[Stored entries]
— begin —

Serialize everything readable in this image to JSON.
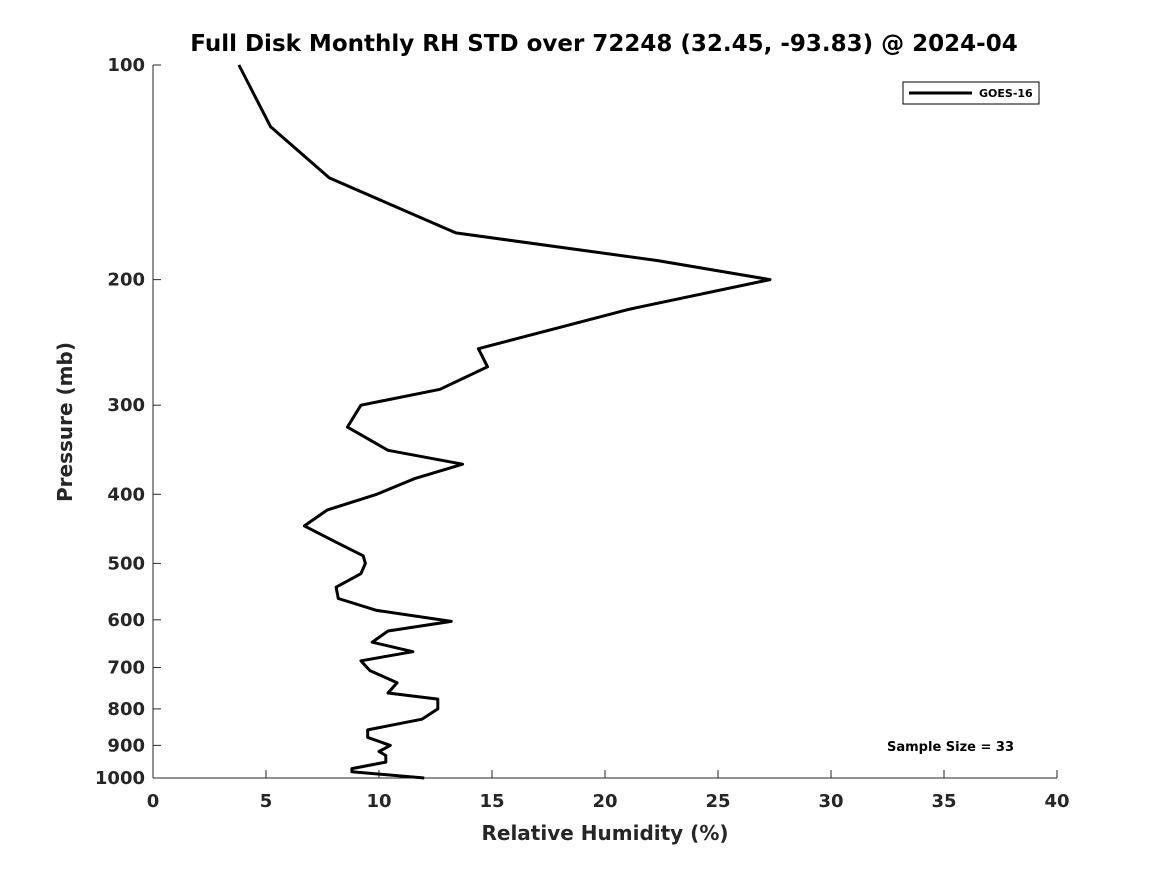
{
  "chart_data": {
    "type": "line",
    "title": "Full Disk Monthly RH STD over 72248 (32.45, -93.83) @ 2024-04",
    "xlabel": "Relative Humidity (%)",
    "ylabel": "Pressure (mb)",
    "xlim": [
      0,
      40
    ],
    "ylim": [
      100,
      1000
    ],
    "y_scale": "log",
    "y_reversed": true,
    "grid": false,
    "legend_position": "top-right",
    "x_ticks": [
      0,
      5,
      10,
      15,
      20,
      25,
      30,
      35,
      40
    ],
    "x_tick_labels": [
      "0",
      "5",
      "10",
      "15",
      "20",
      "25",
      "30",
      "35",
      "40"
    ],
    "y_ticks": [
      100,
      200,
      300,
      400,
      500,
      600,
      700,
      800,
      900,
      1000
    ],
    "y_tick_labels": [
      "100",
      "200",
      "300",
      "400",
      "500",
      "600",
      "700",
      "800",
      "900",
      "1000"
    ],
    "series": [
      {
        "name": "GOES-16",
        "color": "#000000",
        "x": [
          3.8,
          5.2,
          7.8,
          13.4,
          22.3,
          27.3,
          21.1,
          14.4,
          14.8,
          12.7,
          9.2,
          8.6,
          10.4,
          13.7,
          11.6,
          9.9,
          7.7,
          6.7,
          8.1,
          9.3,
          9.4,
          9.2,
          8.1,
          8.2,
          9.9,
          13.2,
          10.4,
          9.7,
          11.5,
          9.2,
          9.6,
          10.8,
          10.4,
          12.6,
          12.6,
          11.9,
          9.5,
          9.5,
          10.5,
          10.0,
          10.3,
          10.3,
          8.8,
          8.8,
          12.0
        ],
        "y": [
          100,
          122,
          144,
          172,
          188,
          200,
          220,
          250,
          265,
          285,
          300,
          322,
          347,
          363,
          380,
          400,
          421,
          443,
          467,
          488,
          500,
          517,
          540,
          560,
          582,
          603,
          622,
          645,
          665,
          685,
          707,
          735,
          760,
          775,
          800,
          827,
          856,
          877,
          900,
          918,
          930,
          950,
          970,
          980,
          1000
        ]
      }
    ],
    "annotations": [
      {
        "text": "Sample Size = 33",
        "x": 32.4,
        "y": 902
      }
    ]
  }
}
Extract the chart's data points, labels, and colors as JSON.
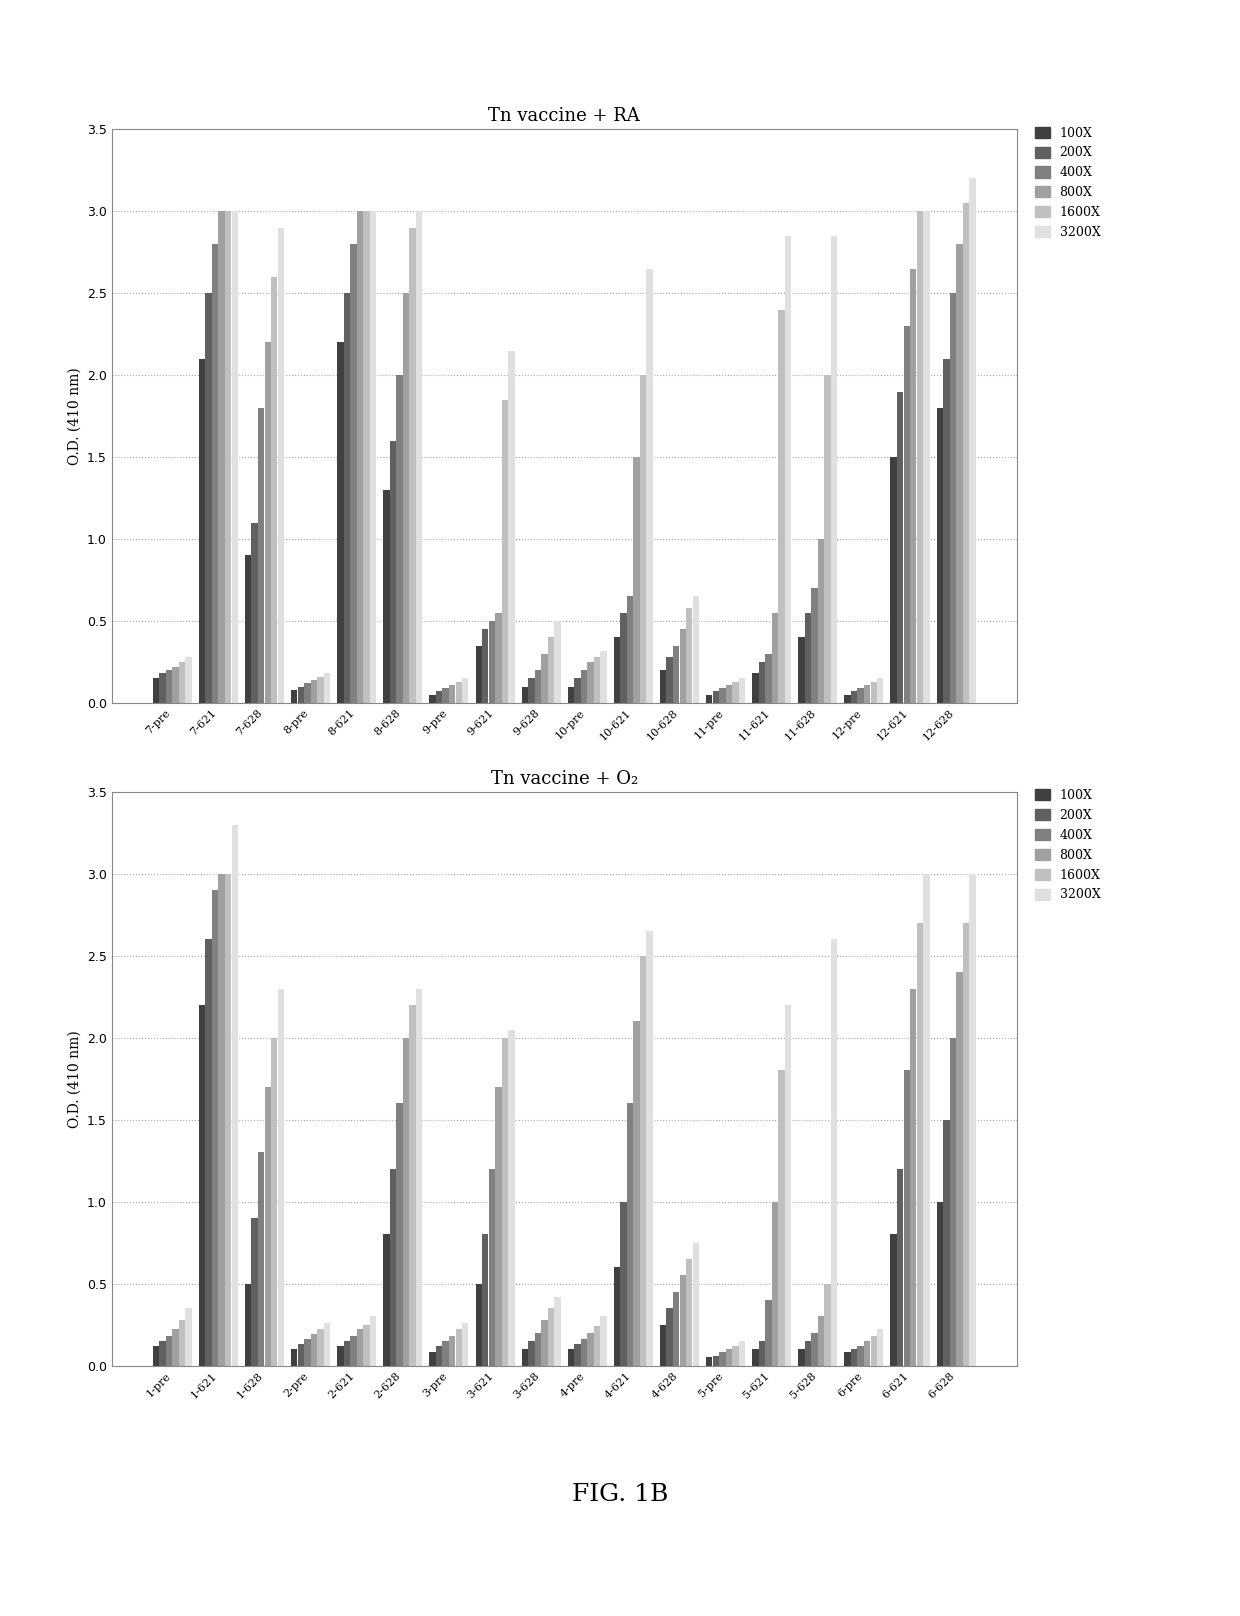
{
  "title1": "Tn vaccine + RA",
  "title2": "Tn vaccine + O₂",
  "ylabel": "O.D. (410 nm)",
  "ylim": [
    0,
    3.5
  ],
  "yticks": [
    0,
    0.5,
    1.0,
    1.5,
    2.0,
    2.5,
    3.0,
    3.5
  ],
  "figcaption": "FIG. 1B",
  "categories1": [
    "7-pre",
    "7-621",
    "7-628",
    "8-pre",
    "8-621",
    "8-628",
    "9-pre",
    "9-621",
    "9-628",
    "10-pre",
    "10-621",
    "10-628",
    "11-pre",
    "11-621",
    "11-628",
    "12-pre",
    "12-621",
    "12-628"
  ],
  "categories2": [
    "1-pre",
    "1-621",
    "1-628",
    "2-pre",
    "2-621",
    "2-628",
    "3-pre",
    "3-621",
    "3-628",
    "4-pre",
    "4-621",
    "4-628",
    "5-pre",
    "5-621",
    "5-628",
    "6-pre",
    "6-621",
    "6-628"
  ],
  "series_labels": [
    "100X",
    "200X",
    "400X",
    "800X",
    "1600X",
    "3200X"
  ],
  "colors": [
    "#404040",
    "#606060",
    "#808080",
    "#a0a0a0",
    "#c0c0c0",
    "#e0e0e0"
  ],
  "data1": {
    "7-pre": [
      0.15,
      0.18,
      0.2,
      0.22,
      0.25,
      0.28
    ],
    "7-621": [
      2.1,
      2.5,
      2.8,
      3.0,
      3.0,
      3.0
    ],
    "7-628": [
      0.9,
      1.1,
      1.8,
      2.2,
      2.6,
      2.9
    ],
    "8-pre": [
      0.08,
      0.1,
      0.12,
      0.14,
      0.16,
      0.18
    ],
    "8-621": [
      2.2,
      2.5,
      2.8,
      3.0,
      3.0,
      3.0
    ],
    "8-628": [
      1.3,
      1.6,
      2.0,
      2.5,
      2.9,
      3.0
    ],
    "9-pre": [
      0.05,
      0.07,
      0.09,
      0.11,
      0.13,
      0.15
    ],
    "9-621": [
      0.35,
      0.45,
      0.5,
      0.55,
      1.85,
      2.15
    ],
    "9-628": [
      0.1,
      0.15,
      0.2,
      0.3,
      0.4,
      0.5
    ],
    "10-pre": [
      0.1,
      0.15,
      0.2,
      0.25,
      0.28,
      0.32
    ],
    "10-621": [
      0.4,
      0.55,
      0.65,
      1.5,
      2.0,
      2.65
    ],
    "10-628": [
      0.2,
      0.28,
      0.35,
      0.45,
      0.58,
      0.65
    ],
    "11-pre": [
      0.05,
      0.07,
      0.09,
      0.11,
      0.13,
      0.15
    ],
    "11-621": [
      0.18,
      0.25,
      0.3,
      0.55,
      2.4,
      2.85
    ],
    "11-628": [
      0.4,
      0.55,
      0.7,
      1.0,
      2.0,
      2.85
    ],
    "12-pre": [
      0.05,
      0.07,
      0.09,
      0.11,
      0.13,
      0.15
    ],
    "12-621": [
      1.5,
      1.9,
      2.3,
      2.65,
      3.0,
      3.0
    ],
    "12-628": [
      1.8,
      2.1,
      2.5,
      2.8,
      3.05,
      3.2
    ]
  },
  "data2": {
    "1-pre": [
      0.12,
      0.15,
      0.18,
      0.22,
      0.28,
      0.35
    ],
    "1-621": [
      2.2,
      2.6,
      2.9,
      3.0,
      3.0,
      3.3
    ],
    "1-628": [
      0.5,
      0.9,
      1.3,
      1.7,
      2.0,
      2.3
    ],
    "2-pre": [
      0.1,
      0.13,
      0.16,
      0.19,
      0.22,
      0.26
    ],
    "2-621": [
      0.12,
      0.15,
      0.18,
      0.22,
      0.25,
      0.3
    ],
    "2-628": [
      0.8,
      1.2,
      1.6,
      2.0,
      2.2,
      2.3
    ],
    "3-pre": [
      0.08,
      0.12,
      0.15,
      0.18,
      0.22,
      0.26
    ],
    "3-621": [
      0.5,
      0.8,
      1.2,
      1.7,
      2.0,
      2.05
    ],
    "3-628": [
      0.1,
      0.15,
      0.2,
      0.28,
      0.35,
      0.42
    ],
    "4-pre": [
      0.1,
      0.13,
      0.16,
      0.2,
      0.24,
      0.3
    ],
    "4-621": [
      0.6,
      1.0,
      1.6,
      2.1,
      2.5,
      2.65
    ],
    "4-628": [
      0.25,
      0.35,
      0.45,
      0.55,
      0.65,
      0.75
    ],
    "5-pre": [
      0.05,
      0.06,
      0.08,
      0.1,
      0.12,
      0.15
    ],
    "5-621": [
      0.1,
      0.15,
      0.4,
      1.0,
      1.8,
      2.2
    ],
    "5-628": [
      0.1,
      0.15,
      0.2,
      0.3,
      0.5,
      2.6
    ],
    "6-pre": [
      0.08,
      0.1,
      0.12,
      0.15,
      0.18,
      0.22
    ],
    "6-621": [
      0.8,
      1.2,
      1.8,
      2.3,
      2.7,
      3.0
    ],
    "6-628": [
      1.0,
      1.5,
      2.0,
      2.4,
      2.7,
      3.0
    ]
  }
}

— end —

* PROBLEM REQUIREMENTS *
Can the entries above be repeated exactly, without their pictures?

* ANSWER FOR THE TASK *
Serialize everything readable in this image to JSON.
{
  "chart_data": {
    "type": "line",
    "title": "Full Disk Monthly RH STD over 72248 (32.45, -93.83) @ 2024-04",
    "xlabel": "Relative Humidity (%)",
    "ylabel": "Pressure (mb)",
    "xlim": [
      0,
      40
    ],
    "ylim": [
      100,
      1000
    ],
    "y_scale": "log",
    "y_reversed": true,
    "grid": false,
    "legend_position": "top-right",
    "x_ticks": [
      0,
      5,
      10,
      15,
      20,
      25,
      30,
      35,
      40
    ],
    "x_tick_labels": [
      "0",
      "5",
      "10",
      "15",
      "20",
      "25",
      "30",
      "35",
      "40"
    ],
    "y_ticks": [
      100,
      200,
      300,
      400,
      500,
      600,
      700,
      800,
      900,
      1000
    ],
    "y_tick_labels": [
      "100",
      "200",
      "300",
      "400",
      "500",
      "600",
      "700",
      "800",
      "900",
      "1000"
    ],
    "series": [
      {
        "name": "GOES-16",
        "color": "#000000",
        "x": [
          3.8,
          5.2,
          7.8,
          13.4,
          22.3,
          27.3,
          21.1,
          14.4,
          14.8,
          12.7,
          9.2,
          8.6,
          10.4,
          13.7,
          11.6,
          9.9,
          7.7,
          6.7,
          8.1,
          9.3,
          9.4,
          9.2,
          8.1,
          8.2,
          9.9,
          13.2,
          10.4,
          9.7,
          11.5,
          9.2,
          9.6,
          10.8,
          10.4,
          12.6,
          12.6,
          11.9,
          9.5,
          9.5,
          10.5,
          10.0,
          10.3,
          10.3,
          8.8,
          8.8,
          12.0
        ],
        "y": [
          100,
          122,
          144,
          172,
          188,
          200,
          220,
          250,
          265,
          285,
          300,
          322,
          347,
          363,
          380,
          400,
          421,
          443,
          467,
          488,
          500,
          517,
          540,
          560,
          582,
          603,
          622,
          645,
          665,
          685,
          707,
          735,
          760,
          775,
          800,
          827,
          856,
          877,
          900,
          918,
          930,
          950,
          970,
          980,
          1000
        ]
      }
    ],
    "annotations": [
      {
        "text": "Sample Size = 33",
        "x": 32.4,
        "y": 902
      }
    ]
  }
}
Extract the chart's data points, labels, and colors as JSON.
{
  "title1": "Tn vaccine + RA",
  "title2": "Tn vaccine + O₂",
  "ylabel": "O.D. (410 nm)",
  "ylim": [
    0,
    3.5
  ],
  "yticks": [
    0,
    0.5,
    1.0,
    1.5,
    2.0,
    2.5,
    3.0,
    3.5
  ],
  "figcaption": "FIG. 1B",
  "categories1": [
    "7-pre",
    "7-621",
    "7-628",
    "8-pre",
    "8-621",
    "8-628",
    "9-pre",
    "9-621",
    "9-628",
    "10-pre",
    "10-621",
    "10-628",
    "11-pre",
    "11-621",
    "11-628",
    "12-pre",
    "12-621",
    "12-628"
  ],
  "categories2": [
    "1-pre",
    "1-621",
    "1-628",
    "2-pre",
    "2-621",
    "2-628",
    "3-pre",
    "3-621",
    "3-628",
    "4-pre",
    "4-621",
    "4-628",
    "5-pre",
    "5-621",
    "5-628",
    "6-pre",
    "6-621",
    "6-628"
  ],
  "series_labels": [
    "100X",
    "200X",
    "400X",
    "800X",
    "1600X",
    "3200X"
  ],
  "colors": [
    "#404040",
    "#606060",
    "#808080",
    "#a0a0a0",
    "#c0c0c0",
    "#e0e0e0"
  ],
  "data1": {
    "7-pre": [
      0.15,
      0.18,
      0.2,
      0.22,
      0.25,
      0.28
    ],
    "7-621": [
      2.1,
      2.5,
      2.8,
      3.0,
      3.0,
      3.0
    ],
    "7-628": [
      0.9,
      1.1,
      1.8,
      2.2,
      2.6,
      2.9
    ],
    "8-pre": [
      0.08,
      0.1,
      0.12,
      0.14,
      0.16,
      0.18
    ],
    "8-621": [
      2.2,
      2.5,
      2.8,
      3.0,
      3.0,
      3.0
    ],
    "8-628": [
      1.3,
      1.6,
      2.0,
      2.5,
      2.9,
      3.0
    ],
    "9-pre": [
      0.05,
      0.07,
      0.09,
      0.11,
      0.13,
      0.15
    ],
    "9-621": [
      0.35,
      0.45,
      0.5,
      0.55,
      1.85,
      2.15
    ],
    "9-628": [
      0.1,
      0.15,
      0.2,
      0.3,
      0.4,
      0.5
    ],
    "10-pre": [
      0.1,
      0.15,
      0.2,
      0.25,
      0.28,
      0.32
    ],
    "10-621": [
      0.4,
      0.55,
      0.65,
      1.5,
      2.0,
      2.65
    ],
    "10-628": [
      0.2,
      0.28,
      0.35,
      0.45,
      0.58,
      0.65
    ],
    "11-pre": [
      0.05,
      0.07,
      0.09,
      0.11,
      0.13,
      0.15
    ],
    "11-621": [
      0.18,
      0.25,
      0.3,
      0.55,
      2.4,
      2.85
    ],
    "11-628": [
      0.4,
      0.55,
      0.7,
      1.0,
      2.0,
      2.85
    ],
    "12-pre": [
      0.05,
      0.07,
      0.09,
      0.11,
      0.13,
      0.15
    ],
    "12-621": [
      1.5,
      1.9,
      2.3,
      2.65,
      3.0,
      3.0
    ],
    "12-628": [
      1.8,
      2.1,
      2.5,
      2.8,
      3.05,
      3.2
    ]
  },
  "data2": {
    "1-pre": [
      0.12,
      0.15,
      0.18,
      0.22,
      0.28,
      0.35
    ],
    "1-621": [
      2.2,
      2.6,
      2.9,
      3.0,
      3.0,
      3.3
    ],
    "1-628": [
      0.5,
      0.9,
      1.3,
      1.7,
      2.0,
      2.3
    ],
    "2-pre": [
      0.1,
      0.13,
      0.16,
      0.19,
      0.22,
      0.26
    ],
    "2-621": [
      0.12,
      0.15,
      0.18,
      0.22,
      0.25,
      0.3
    ],
    "2-628": [
      0.8,
      1.2,
      1.6,
      2.0,
      2.2,
      2.3
    ],
    "3-pre": [
      0.08,
      0.12,
      0.15,
      0.18,
      0.22,
      0.26
    ],
    "3-621": [
      0.5,
      0.8,
      1.2,
      1.7,
      2.0,
      2.05
    ],
    "3-628": [
      0.1,
      0.15,
      0.2,
      0.28,
      0.35,
      0.42
    ],
    "4-pre": [
      0.1,
      0.13,
      0.16,
      0.2,
      0.24,
      0.3
    ],
    "4-621": [
      0.6,
      1.0,
      1.6,
      2.1,
      2.5,
      2.65
    ],
    "4-628": [
      0.25,
      0.35,
      0.45,
      0.55,
      0.65,
      0.75
    ],
    "5-pre": [
      0.05,
      0.06,
      0.08,
      0.1,
      0.12,
      0.15
    ],
    "5-621": [
      0.1,
      0.15,
      0.4,
      1.0,
      1.8,
      2.2
    ],
    "5-628": [
      0.1,
      0.15,
      0.2,
      0.3,
      0.5,
      2.6
    ],
    "6-pre": [
      0.08,
      0.1,
      0.12,
      0.15,
      0.18,
      0.22
    ],
    "6-621": [
      0.8,
      1.2,
      1.8,
      2.3,
      2.7,
      3.0
    ],
    "6-628": [
      1.0,
      1.5,
      2.0,
      2.4,
      2.7,
      3.0
    ]
  }
}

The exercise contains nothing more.